What to do:
Output the material exactly, but drop every image it holds.

Stored data entries:

..............................

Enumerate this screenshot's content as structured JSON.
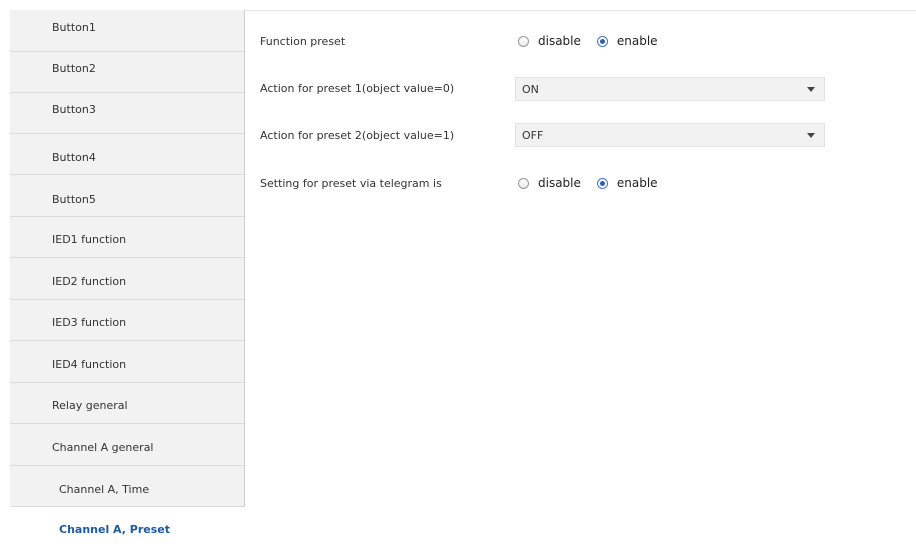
{
  "sidebar": {
    "items": [
      {
        "label": "Button1",
        "active": false
      },
      {
        "label": "Button2",
        "active": false
      },
      {
        "label": "Button3",
        "active": false
      },
      {
        "label": "Button4",
        "active": false
      },
      {
        "label": "Button5",
        "active": false
      },
      {
        "label": "IED1 function",
        "active": false
      },
      {
        "label": "IED2 function",
        "active": false
      },
      {
        "label": "IED3 function",
        "active": false
      },
      {
        "label": "IED4 function",
        "active": false
      },
      {
        "label": "Relay general",
        "active": false
      },
      {
        "label": "Channel A general",
        "active": false
      },
      {
        "label": "Channel A, Time",
        "active": false
      },
      {
        "label": "Channel A, Preset",
        "active": true
      }
    ]
  },
  "params": {
    "function_preset": {
      "label": "Function preset",
      "options": [
        "disable",
        "enable"
      ],
      "selected": "enable"
    },
    "action_preset1": {
      "label": "Action for preset 1(object value=0)",
      "value": "ON"
    },
    "action_preset2": {
      "label": "Action for preset 2(object value=1)",
      "value": "OFF"
    },
    "setting_via_telegram": {
      "label": "Setting for preset via telegram is",
      "options": [
        "disable",
        "enable"
      ],
      "selected": "enable"
    }
  },
  "colors": {
    "active_nav_text": "#1e5aa0",
    "nav_background": "#f2f2f2",
    "radio_checked": "#2c5fb5"
  }
}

..............................

Solved problem:
Enumerate this screenshot's content as structured JSON.
{
  "sidebar": {
    "items": [
      {
        "label": "Button1",
        "active": false
      },
      {
        "label": "Button2",
        "active": false
      },
      {
        "label": "Button3",
        "active": false
      },
      {
        "label": "Button4",
        "active": false
      },
      {
        "label": "Button5",
        "active": false
      },
      {
        "label": "IED1 function",
        "active": false
      },
      {
        "label": "IED2 function",
        "active": false
      },
      {
        "label": "IED3 function",
        "active": false
      },
      {
        "label": "IED4 function",
        "active": false
      },
      {
        "label": "Relay general",
        "active": false
      },
      {
        "label": "Channel A general",
        "active": false
      },
      {
        "label": "Channel A, Time",
        "active": false
      },
      {
        "label": "Channel A, Preset",
        "active": true
      }
    ]
  },
  "params": {
    "function_preset": {
      "label": "Function preset",
      "options": [
        "disable",
        "enable"
      ],
      "selected": "enable"
    },
    "action_preset1": {
      "label": "Action for preset 1(object value=0)",
      "value": "ON"
    },
    "action_preset2": {
      "label": "Action for preset 2(object value=1)",
      "value": "OFF"
    },
    "setting_via_telegram": {
      "label": "Setting for preset via telegram is",
      "options": [
        "disable",
        "enable"
      ],
      "selected": "enable"
    }
  },
  "colors": {
    "active_nav_text": "#1e5aa0",
    "nav_background": "#f2f2f2",
    "radio_checked": "#2c5fb5"
  }
}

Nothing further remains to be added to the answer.